Short problem: Exclude the pictures and reproduce the remaining data exactly as written.
::: Record list
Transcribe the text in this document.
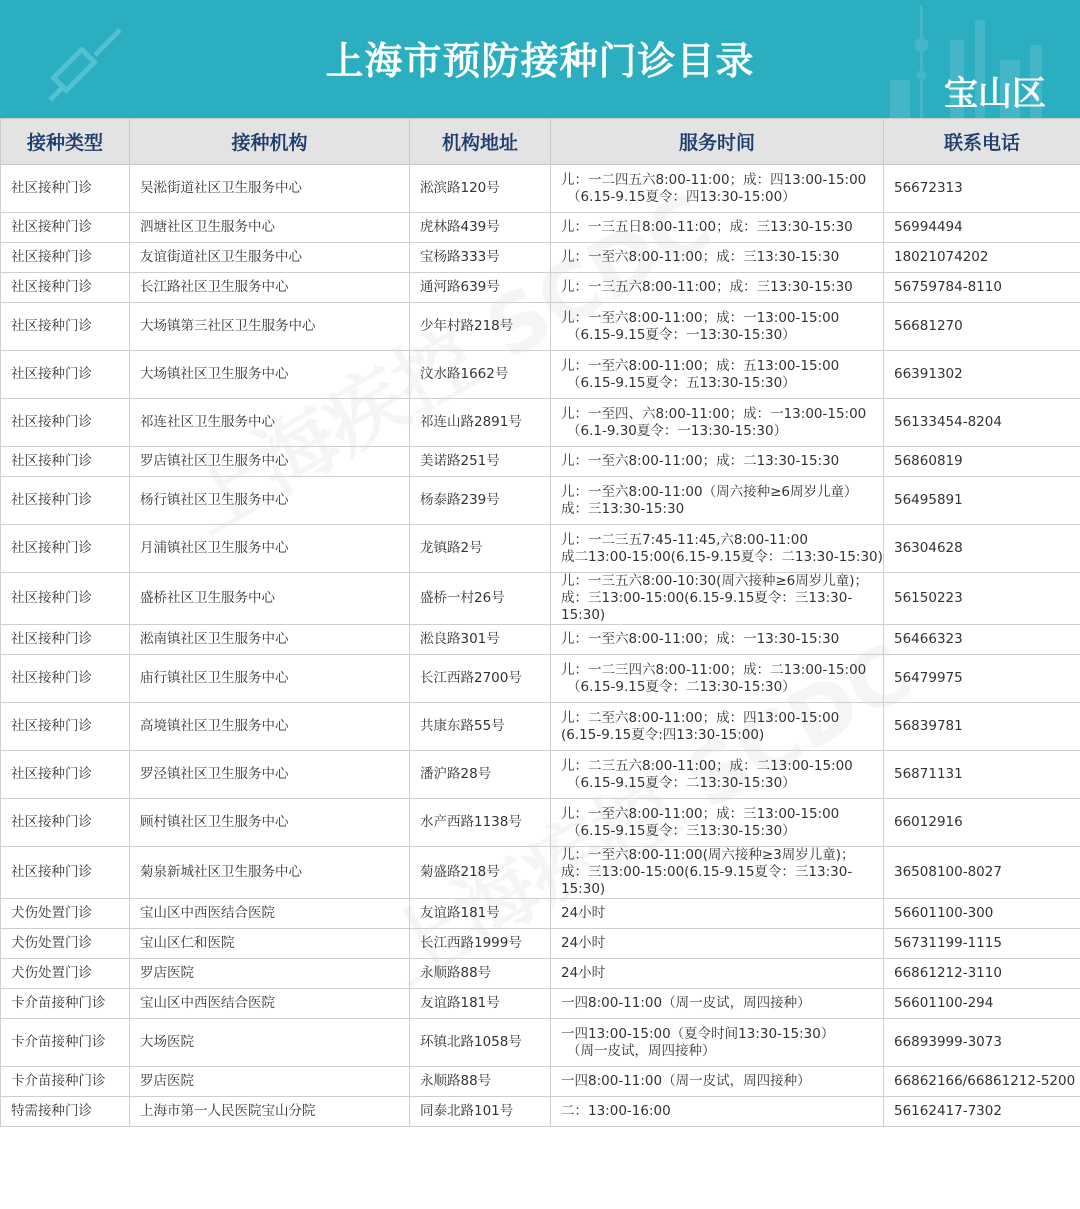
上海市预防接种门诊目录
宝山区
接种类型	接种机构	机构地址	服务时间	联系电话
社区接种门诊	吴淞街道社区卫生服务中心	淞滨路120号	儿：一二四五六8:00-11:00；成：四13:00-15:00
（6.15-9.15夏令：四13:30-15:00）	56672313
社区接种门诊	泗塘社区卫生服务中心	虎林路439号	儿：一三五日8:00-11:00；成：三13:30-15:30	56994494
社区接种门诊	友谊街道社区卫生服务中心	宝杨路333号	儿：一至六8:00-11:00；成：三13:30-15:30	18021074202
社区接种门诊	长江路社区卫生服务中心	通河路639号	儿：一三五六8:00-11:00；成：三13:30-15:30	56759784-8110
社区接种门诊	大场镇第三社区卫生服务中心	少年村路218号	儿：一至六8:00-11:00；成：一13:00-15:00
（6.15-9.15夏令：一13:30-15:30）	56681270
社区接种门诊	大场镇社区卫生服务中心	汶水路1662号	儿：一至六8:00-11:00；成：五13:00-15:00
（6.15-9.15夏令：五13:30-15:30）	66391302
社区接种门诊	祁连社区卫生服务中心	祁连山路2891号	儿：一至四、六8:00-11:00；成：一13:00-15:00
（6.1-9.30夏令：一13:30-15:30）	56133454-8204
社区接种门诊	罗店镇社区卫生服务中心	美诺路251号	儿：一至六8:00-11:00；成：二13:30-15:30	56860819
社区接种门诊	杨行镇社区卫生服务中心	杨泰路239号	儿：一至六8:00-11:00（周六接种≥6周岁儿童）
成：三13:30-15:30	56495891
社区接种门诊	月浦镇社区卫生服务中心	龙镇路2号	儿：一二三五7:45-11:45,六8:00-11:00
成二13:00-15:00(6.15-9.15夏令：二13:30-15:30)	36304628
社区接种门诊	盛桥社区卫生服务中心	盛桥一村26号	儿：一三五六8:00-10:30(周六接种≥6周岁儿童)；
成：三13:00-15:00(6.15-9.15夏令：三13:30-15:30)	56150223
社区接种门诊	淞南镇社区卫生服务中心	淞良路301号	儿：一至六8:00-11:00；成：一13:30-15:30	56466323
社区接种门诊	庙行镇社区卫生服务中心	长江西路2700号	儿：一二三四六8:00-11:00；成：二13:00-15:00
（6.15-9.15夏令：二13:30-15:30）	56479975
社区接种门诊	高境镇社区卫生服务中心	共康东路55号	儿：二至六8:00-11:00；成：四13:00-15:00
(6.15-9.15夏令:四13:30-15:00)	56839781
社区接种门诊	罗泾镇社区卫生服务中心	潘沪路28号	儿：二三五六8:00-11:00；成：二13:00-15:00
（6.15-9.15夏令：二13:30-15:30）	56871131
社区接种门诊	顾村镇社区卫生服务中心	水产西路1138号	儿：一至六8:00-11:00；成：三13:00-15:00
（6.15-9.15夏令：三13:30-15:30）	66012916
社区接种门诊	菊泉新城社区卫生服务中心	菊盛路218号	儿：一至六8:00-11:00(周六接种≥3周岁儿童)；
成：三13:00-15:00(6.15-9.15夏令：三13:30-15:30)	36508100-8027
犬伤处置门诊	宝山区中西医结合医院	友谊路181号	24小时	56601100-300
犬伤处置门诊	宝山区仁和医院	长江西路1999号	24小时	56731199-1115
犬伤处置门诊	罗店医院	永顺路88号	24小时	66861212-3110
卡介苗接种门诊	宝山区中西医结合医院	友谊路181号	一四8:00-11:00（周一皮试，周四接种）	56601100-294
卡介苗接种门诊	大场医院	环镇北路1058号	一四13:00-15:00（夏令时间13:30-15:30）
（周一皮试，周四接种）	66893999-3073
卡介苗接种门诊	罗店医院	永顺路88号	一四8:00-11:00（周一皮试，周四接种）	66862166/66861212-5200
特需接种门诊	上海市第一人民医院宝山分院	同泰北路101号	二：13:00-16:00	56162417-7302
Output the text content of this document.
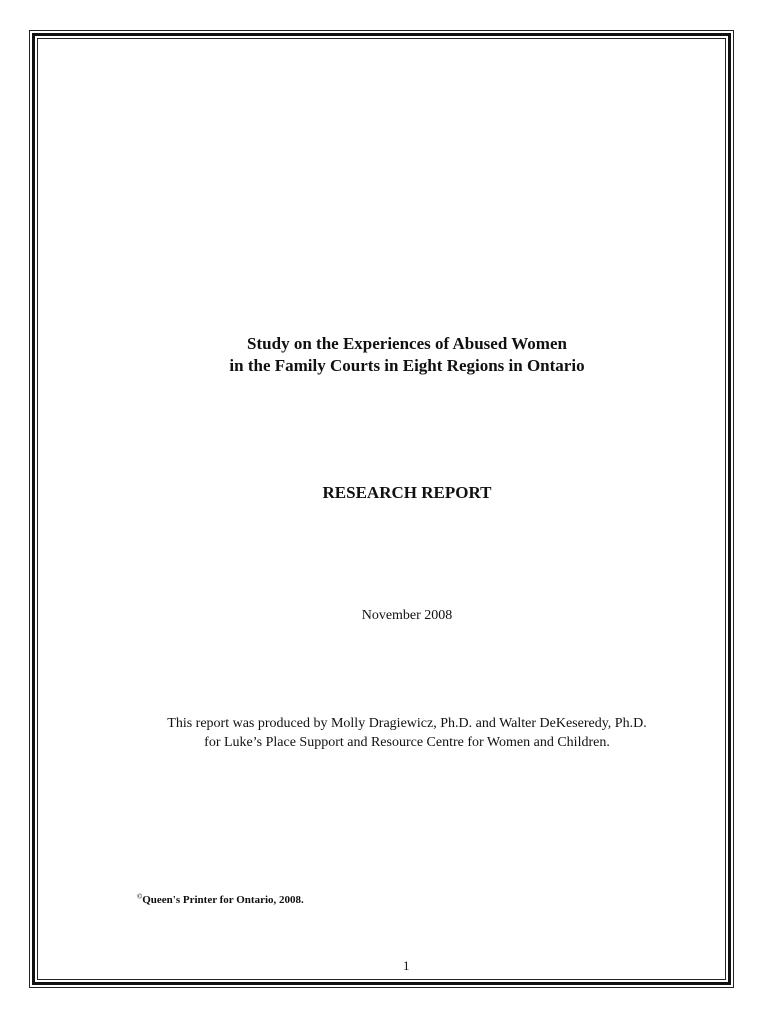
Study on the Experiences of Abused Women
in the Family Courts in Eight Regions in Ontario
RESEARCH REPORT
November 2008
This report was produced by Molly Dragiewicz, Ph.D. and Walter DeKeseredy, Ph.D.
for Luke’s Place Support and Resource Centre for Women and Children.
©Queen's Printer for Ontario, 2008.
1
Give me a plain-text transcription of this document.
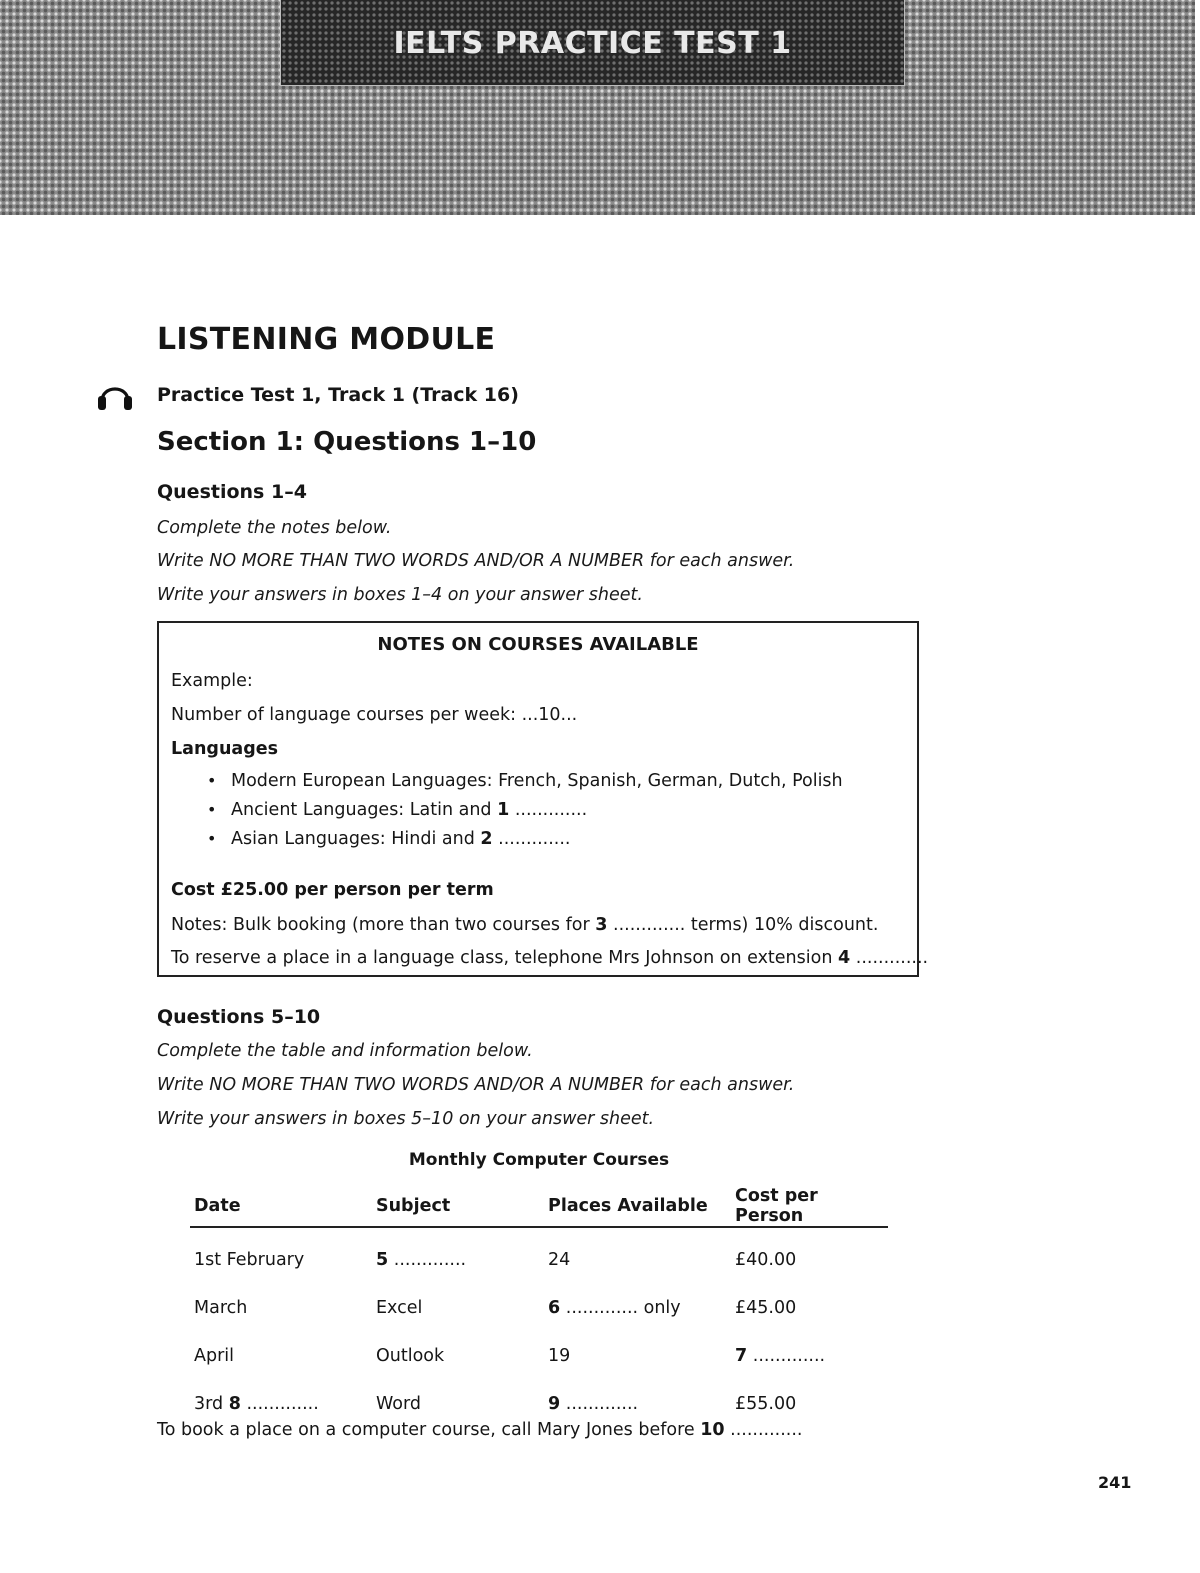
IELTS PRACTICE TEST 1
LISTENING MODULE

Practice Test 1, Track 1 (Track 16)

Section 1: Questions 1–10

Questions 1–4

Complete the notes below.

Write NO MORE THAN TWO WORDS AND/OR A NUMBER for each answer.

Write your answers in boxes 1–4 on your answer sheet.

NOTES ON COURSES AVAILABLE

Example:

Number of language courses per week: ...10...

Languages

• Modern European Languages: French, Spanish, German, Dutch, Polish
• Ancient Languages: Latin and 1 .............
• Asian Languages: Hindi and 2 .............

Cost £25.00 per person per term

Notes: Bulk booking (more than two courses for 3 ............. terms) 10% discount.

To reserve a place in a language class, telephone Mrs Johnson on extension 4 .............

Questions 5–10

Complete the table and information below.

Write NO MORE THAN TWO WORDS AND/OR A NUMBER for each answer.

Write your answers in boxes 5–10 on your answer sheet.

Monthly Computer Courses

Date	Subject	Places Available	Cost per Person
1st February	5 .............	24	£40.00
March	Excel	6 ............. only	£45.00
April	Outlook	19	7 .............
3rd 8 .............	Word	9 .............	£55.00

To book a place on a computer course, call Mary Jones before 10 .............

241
::::::
Response:
Transcribe the text in this document.
上海市预防接种门诊目录
宝山区
接种类型	接种机构	机构地址	服务时间	联系电话
社区接种门诊	吴淞街道社区卫生服务中心	淞滨路120号	儿：一二四五六8:00-11:00；成：四13:00-15:00
（6.15-9.15夏令：四13:30-15:00）	56672313
社区接种门诊	泗塘社区卫生服务中心	虎林路439号	儿：一三五日8:00-11:00；成：三13:30-15:30	56994494
社区接种门诊	友谊街道社区卫生服务中心	宝杨路333号	儿：一至六8:00-11:00；成：三13:30-15:30	18021074202
社区接种门诊	长江路社区卫生服务中心	通河路639号	儿：一三五六8:00-11:00；成：三13:30-15:30	56759784-8110
社区接种门诊	大场镇第三社区卫生服务中心	少年村路218号	儿：一至六8:00-11:00；成：一13:00-15:00
（6.15-9.15夏令：一13:30-15:30）	56681270
社区接种门诊	大场镇社区卫生服务中心	汶水路1662号	儿：一至六8:00-11:00；成：五13:00-15:00
（6.15-9.15夏令：五13:30-15:30）	66391302
社区接种门诊	祁连社区卫生服务中心	祁连山路2891号	儿：一至四、六8:00-11:00；成：一13:00-15:00
（6.1-9.30夏令：一13:30-15:30）	56133454-8204
社区接种门诊	罗店镇社区卫生服务中心	美诺路251号	儿：一至六8:00-11:00；成：二13:30-15:30	56860819
社区接种门诊	杨行镇社区卫生服务中心	杨泰路239号	儿：一至六8:00-11:00（周六接种≥6周岁儿童）
成：三13:30-15:30	56495891
社区接种门诊	月浦镇社区卫生服务中心	龙镇路2号	儿：一二三五7:45-11:45,六8:00-11:00
成二13:00-15:00(6.15-9.15夏令：二13:30-15:30)	36304628
社区接种门诊	盛桥社区卫生服务中心	盛桥一村26号	儿：一三五六8:00-10:30(周六接种≥6周岁儿童)；
成：三13:00-15:00(6.15-9.15夏令：三13:30-15:30)	56150223
社区接种门诊	淞南镇社区卫生服务中心	淞良路301号	儿：一至六8:00-11:00；成：一13:30-15:30	56466323
社区接种门诊	庙行镇社区卫生服务中心	长江西路2700号	儿：一二三四六8:00-11:00；成：二13:00-15:00
（6.15-9.15夏令：二13:30-15:30）	56479975
社区接种门诊	高境镇社区卫生服务中心	共康东路55号	儿：二至六8:00-11:00；成：四13:00-15:00
(6.15-9.15夏令:四13:30-15:00)	56839781
社区接种门诊	罗泾镇社区卫生服务中心	潘沪路28号	儿：二三五六8:00-11:00；成：二13:00-15:00
（6.15-9.15夏令：二13:30-15:30）	56871131
社区接种门诊	顾村镇社区卫生服务中心	水产西路1138号	儿：一至六8:00-11:00；成：三13:00-15:00
（6.15-9.15夏令：三13:30-15:30）	66012916
社区接种门诊	菊泉新城社区卫生服务中心	菊盛路218号	儿：一至六8:00-11:00(周六接种≥3周岁儿童)；
成：三13:00-15:00(6.15-9.15夏令：三13:30-15:30)	36508100-8027
犬伤处置门诊	宝山区中西医结合医院	友谊路181号	24小时	56601100-300
犬伤处置门诊	宝山区仁和医院	长江西路1999号	24小时	56731199-1115
犬伤处置门诊	罗店医院	永顺路88号	24小时	66861212-3110
卡介苗接种门诊	宝山区中西医结合医院	友谊路181号	一四8:00-11:00（周一皮试，周四接种）	56601100-294
卡介苗接种门诊	大场医院	环镇北路1058号	一四13:00-15:00（夏令时间13:30-15:30）
（周一皮试，周四接种）	66893999-3073
卡介苗接种门诊	罗店医院	永顺路88号	一四8:00-11:00（周一皮试，周四接种）	66862166/66861212-5200
特需接种门诊	上海市第一人民医院宝山分院	同泰北路101号	二：13:00-16:00	56162417-7302
Output the text content of this document.
Study on the Experiences of Abused Women
in the Family Courts in Eight Regions in Ontario
RESEARCH REPORT
November 2008
This report was produced by Molly Dragiewicz, Ph.D. and Walter DeKeseredy, Ph.D.
for Luke’s Place Support and Resource Centre for Women and Children.
©Queen's Printer for Ontario, 2008.
1
Give me a plain-text transcription of this document.
IELTS PRACTICE TEST 1
LISTENING MODULE

Practice Test 1, Track 1 (Track 16)

Section 1: Questions 1–10

Questions 1–4

Complete the notes below.

Write NO MORE THAN TWO WORDS AND/OR A NUMBER for each answer.

Write your answers in boxes 1–4 on your answer sheet.

NOTES ON COURSES AVAILABLE

Example:

Number of language courses per week: ...10...

Languages

• Modern European Languages: French, Spanish, German, Dutch, Polish
• Ancient Languages: Latin and 1 .............
• Asian Languages: Hindi and 2 .............

Cost £25.00 per person per term

Notes: Bulk booking (more than two courses for 3 ............. terms) 10% discount.

To reserve a place in a language class, telephone Mrs Johnson on extension 4 .............

Questions 5–10

Complete the table and information below.

Write NO MORE THAN TWO WORDS AND/OR A NUMBER for each answer.

Write your answers in boxes 5–10 on your answer sheet.

Monthly Computer Courses

Date	Subject	Places Available	Cost per Person
1st February	5 .............	24	£40.00
March	Excel	6 ............. only	£45.00
April	Outlook	19	7 .............
3rd 8 .............	Word	9 .............	£55.00

To book a place on a computer course, call Mary Jones before 10 .............

241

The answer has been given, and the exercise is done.